Copy each line in the data that includes the word "trunk".

┄┄┄┄┄┄┄┄┄┄

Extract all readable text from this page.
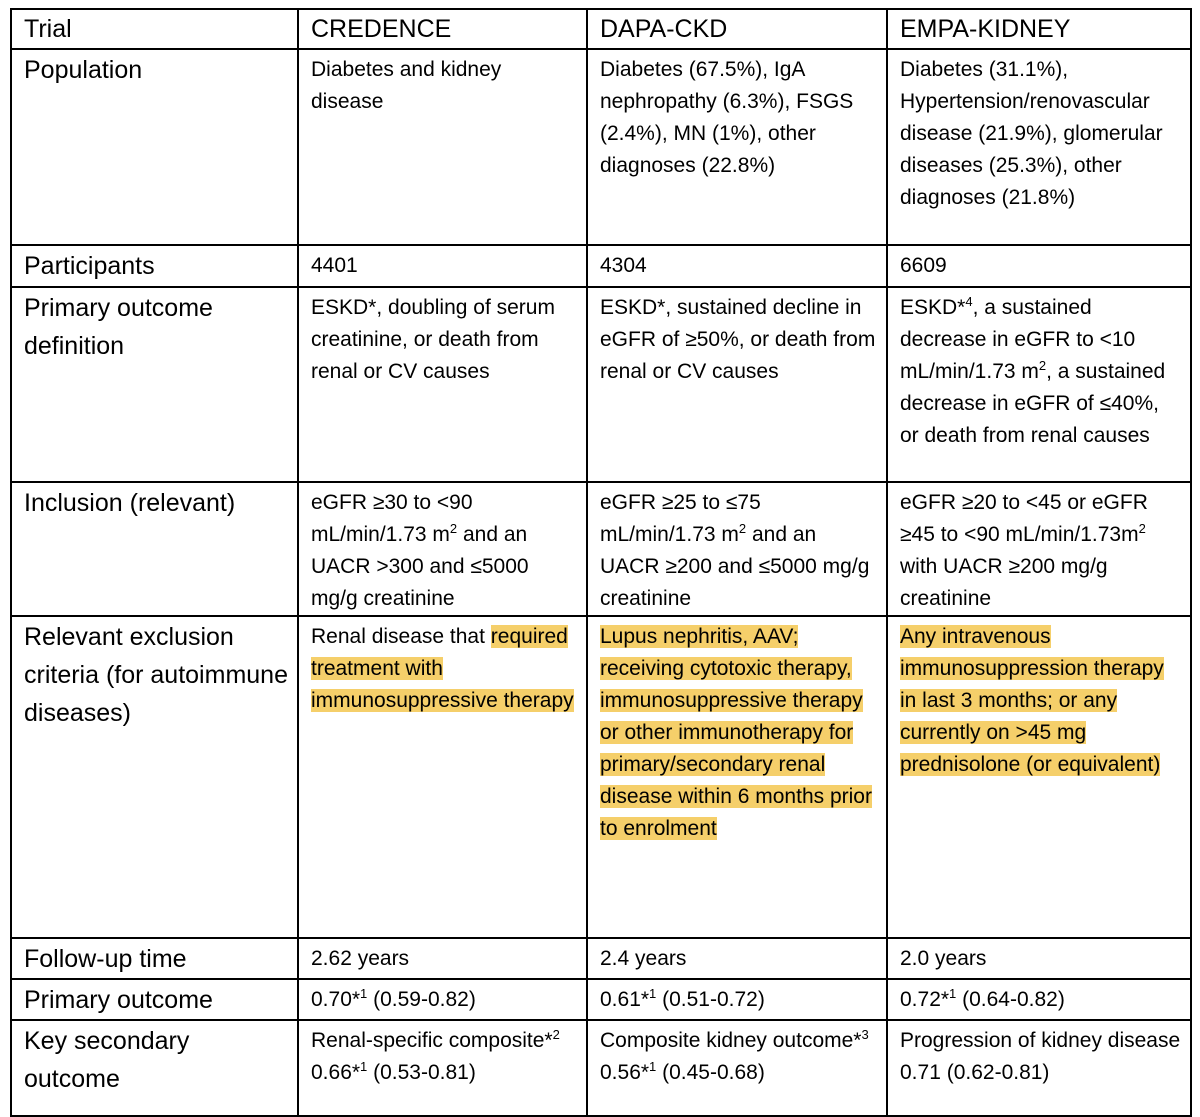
Trial	CREDENCE	DAPA-CKD	EMPA-KIDNEY
Population	Diabetes and kidney disease	Diabetes (67.5%), IgA nephropathy (6.3%), FSGS (2.4%), MN (1%), other diagnoses (22.8%)	Diabetes (31.1%), Hypertension/renovascular disease (21.9%), glomerular diseases (25.3%), other diagnoses (21.8%)
Participants	4401	4304	6609
Primary outcome definition	ESKD*, doubling of serum creatinine, or death from renal or CV causes	ESKD*, sustained decline in eGFR of ≥50%, or death from renal or CV causes	ESKD*$^4$, a sustained decrease in eGFR to <10 mL/min/1.73 $m^2$, a sustained decrease in eGFR of ≤40%, or death from renal causes
Inclusion (relevant)	eGFR ≥30 to <90 mL/min/1.73 $m^2$ and an UACR >300 and ≤5000 mg/g creatinine	eGFR ≥25 to ≤75 mL/min/1.73 $m^2$ and an UACR ≥200 and ≤5000 mg/g creatinine	eGFR ≥20 to <45 or eGFR ≥45 to <90 $mL/\min/1.73m^2$ with UACR ≥200 mg/g creatinine
Relevant exclusion criteria (for autoimmune diseases)	Renal disease that required treatment with immunosuppressive therapy	Lupus nephritis, AAV; receiving cytotoxic therapy, immunosuppressive therapy or other immunotherapy for primary/secondary renal disease within 6 months prior to enrolment	Any intravenous immunosuppression therapy in last 3 months; or any currently on >45 mg prednisolone (or equivalent)
Follow-up time	2.62 years	2.4 years	2.0 years
Primary outcome	0.70*$^1$ (0.59-0.82)	0.61*$^1$ (0.51-0.72)	0.72*$^1$ (0.64-0.82)
Key secondary outcome	Renal-specific composite*$^2$ 0.66*$^1$ (0.53-0.81)	Composite kidney outcome*$^3$ 0.56*$^1$ (0.45-0.68)	Progression of kidney disease 0.71 (0.62-0.81)
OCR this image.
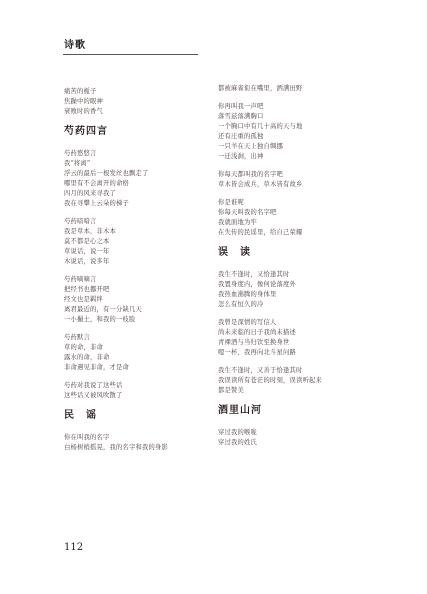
诗歌
痛苦的栀子
焦躁中的眼神
衰败时的香气
芍药四言
芍药悠悠言
我“将离”
浮云的最后一根发丝也飘走了
哪里有不会离开的命格
四月的风来寻我了
我在寻攀上云朵的梯子
芍药喑喑言
我是草本，非木本
莫不都是心之本
草说话，说一年
木说话，说多年
芍药嘀嘀言
把经书也挪开吧
经文也是羁绊
离君最近的，有一分缺几天
一小撮土，和我的一枝脸
芍药默言
草的命，非命
露水的命，非命
非命遇见非命，才是命
芍药对我说了这些话
这些话又被风吹散了
民　谣
你在叫我的名字
白杨树梢摇晃，我的名字和我的身影
都被麻雀衔在嘴里，洒满田野
你再叫我一声吧
落雪兹落满胸口
一个胸口中有几十高的天与地
还有庄重的孤独
一只羊在天上独自绸挪
一迁浅涧，出神
你每天都叫我的名字吧
草木皆会成兵，草木皆有故乡
你是谁呢
你每天叫我的名字吧
我就面地为牢
在失传的民谣里，给自己荣耀
误　读
我生不逢时，又恰逢其时
我置身度内，像何论落度外
我热血沸腾的身体里
怎么有恒久的冷
我曾是深情的写信人
尚未来临的日子我尚未描述
青裸酒与当归饮至换身世
嗯一杯，我再向北斗星问路
我生不逢时，又善于恰逢其时
我误读所有苍茫的时刻，误读听起来
都是赞美
酒里山河
穿过我的喉咙
穿过我的姓氏
112
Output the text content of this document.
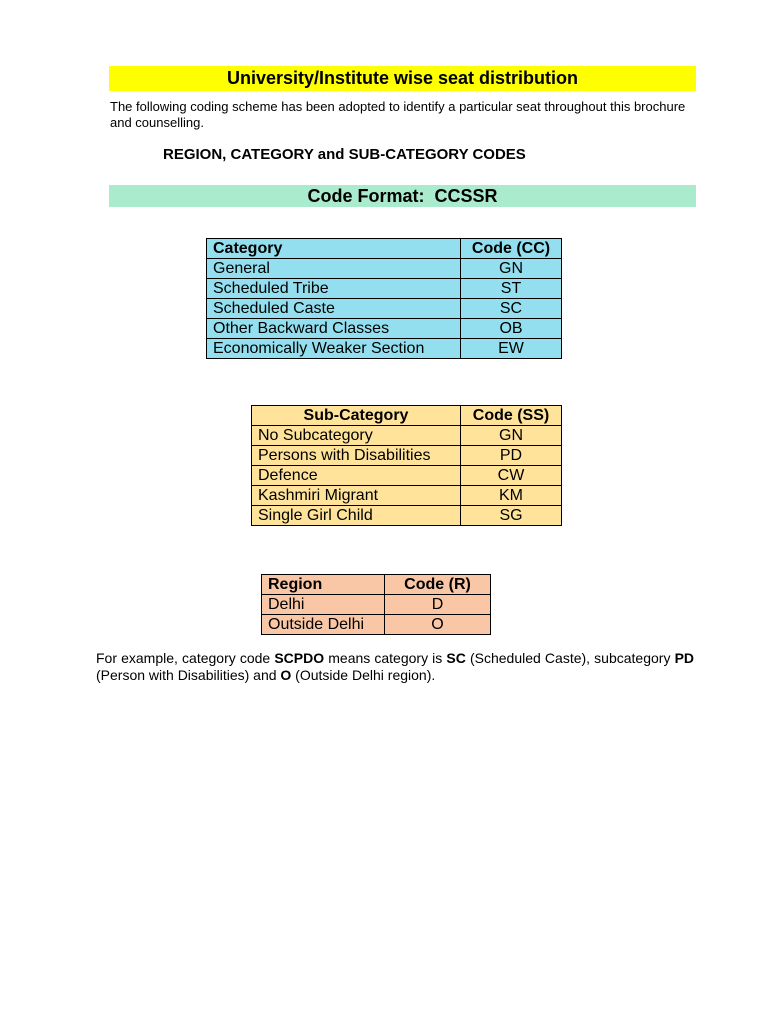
University/Institute wise seat distribution
The following coding scheme has been adopted to identify a particular seat throughout this brochure and counselling.
REGION, CATEGORY and SUB-CATEGORY CODES
Code Format: CCSSR
Category	Code (CC)
General	GN
Scheduled Tribe	ST
Scheduled Caste	SC
Other Backward Classes	OB
Economically Weaker Section	EW
Sub-Category	Code (SS)
No Subcategory	GN
Persons with Disabilities	PD
Defence	CW
Kashmiri Migrant	KM
Single Girl Child	SG
Region	Code (R)
Delhi	D
Outside Delhi	O
For example, category code SCPDO means category is SC (Scheduled Caste), subcategory PD (Person with Disabilities) and O (Outside Delhi region).
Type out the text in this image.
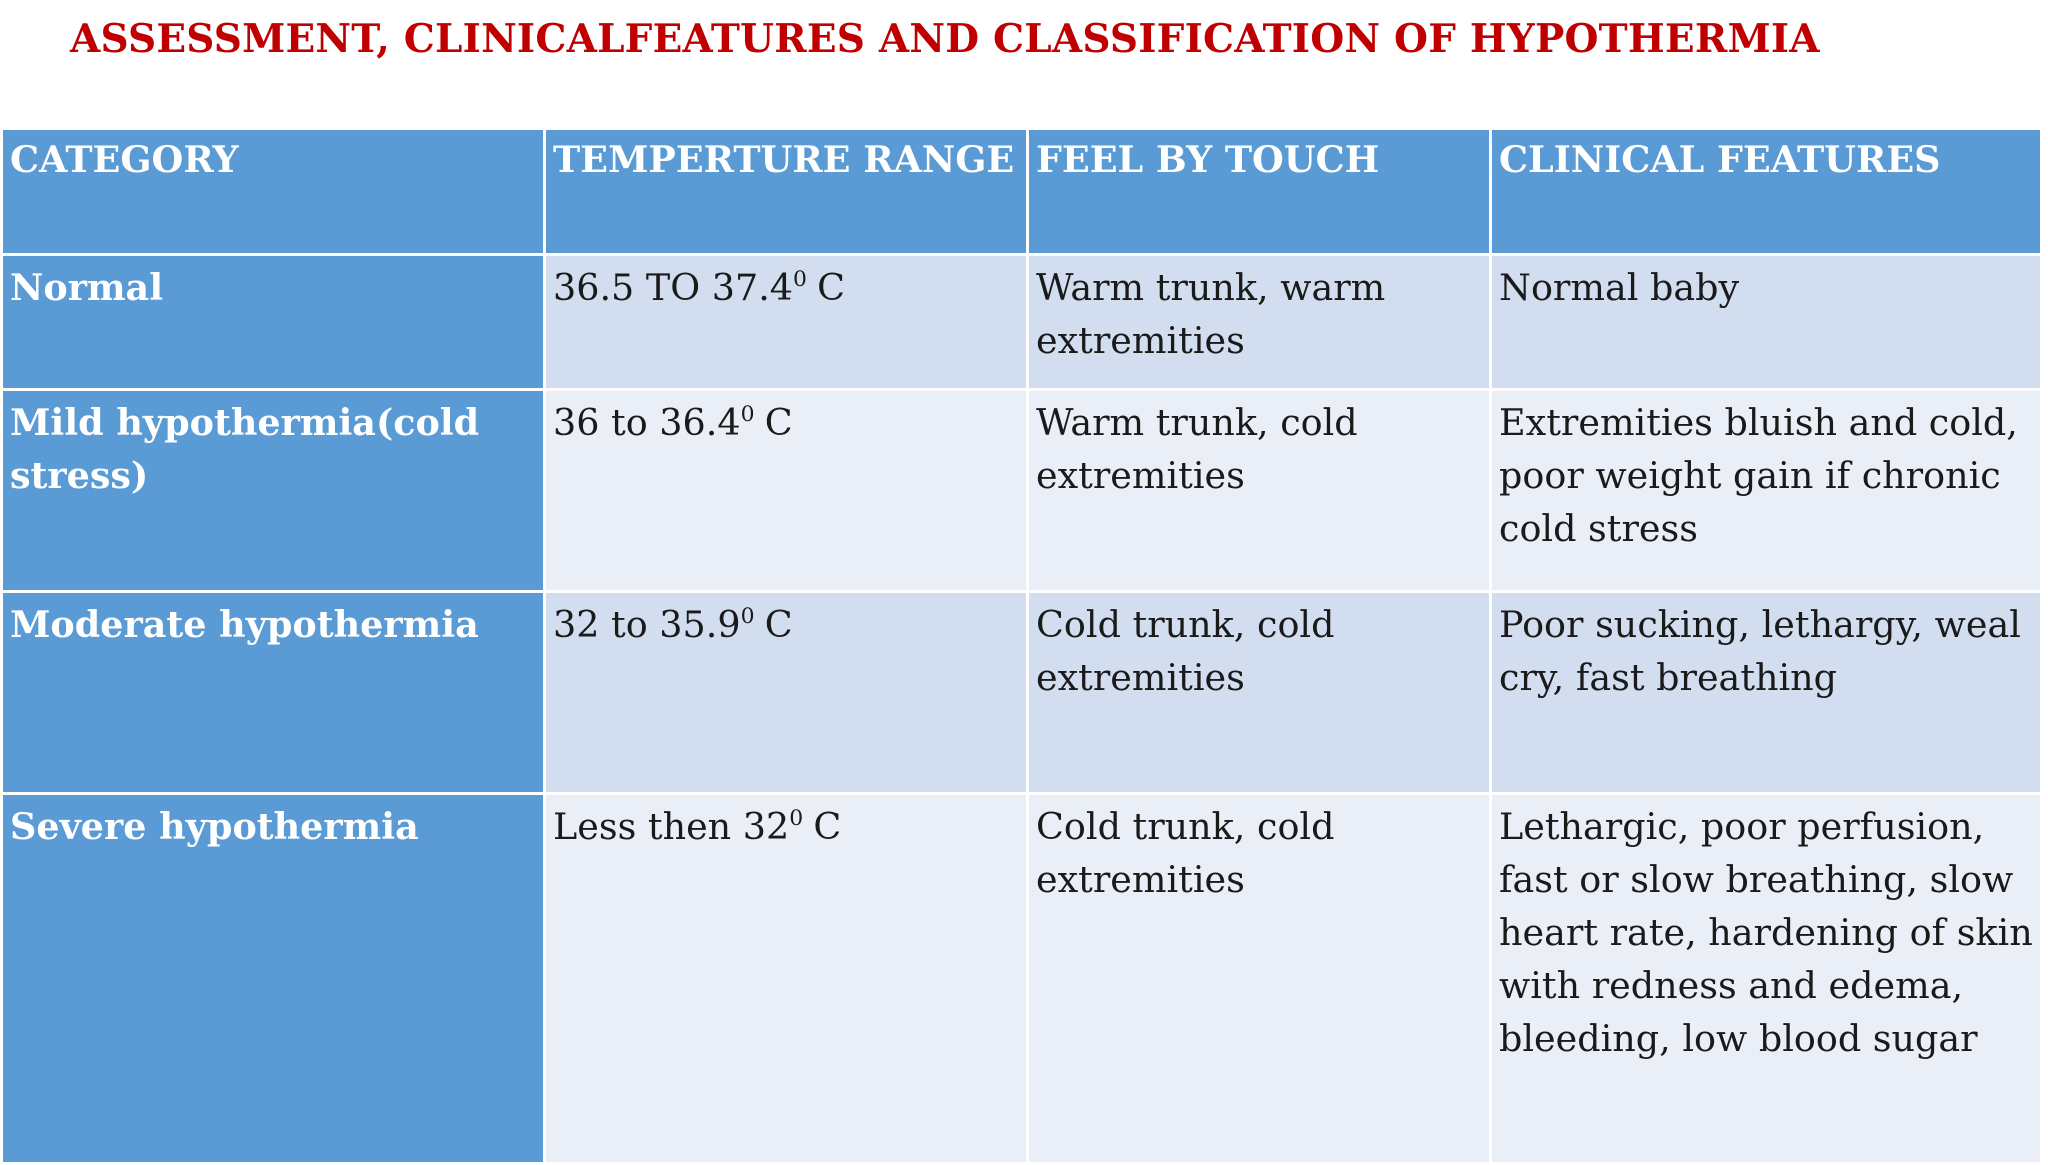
ASSESSMENT, CLINICALFEATURES AND CLASSIFICATION OF HYPOTHERMIA
CATEGORY	TEMPERTURE RANGE	FEEL BY TOUCH	CLINICAL FEATURES
Normal	36.5 TO 37.4$^0$ C	Warm trunk, warm extremities	Normal baby
Mild hypothermia(cold stress)	36 to 36.4$^0$ C	Warm trunk, cold extremities	Extremities bluish and cold, poor weight gain if chronic cold stress
Moderate hypothermia	32 to 35.9$^0$ C	Cold trunk, cold extremities	Poor sucking, lethargy, weal cry, fast breathing
Severe hypothermia	Less then $32^0$ C	Cold trunk, cold extremities	Lethargic, poor perfusion, fast or slow breathing, slow heart rate, hardening of skin with redness and edema, bleeding, low blood sugar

┄┄┄┄┄┄┄┄┄┄

COMPLETED EXERCISE
Normal	36.5 TO 37.4$^0$ C	Warm trunk, warm extremities	Normal baby
Mild hypothermia(cold stress)	36 to 36.4$^0$ C	Warm trunk, cold extremities	Extremities bluish and cold, poor weight gain if chronic cold stress
Moderate hypothermia	32 to 35.9$^0$ C	Cold trunk, cold extremities	Poor sucking, lethargy, weal cry, fast breathing
Severe hypothermia	Less then $32^0$ C	Cold trunk, cold extremities	Lethargic, poor perfusion, fast or slow breathing, slow heart rate, hardening of skin with redness and edema, bleeding, low blood sugar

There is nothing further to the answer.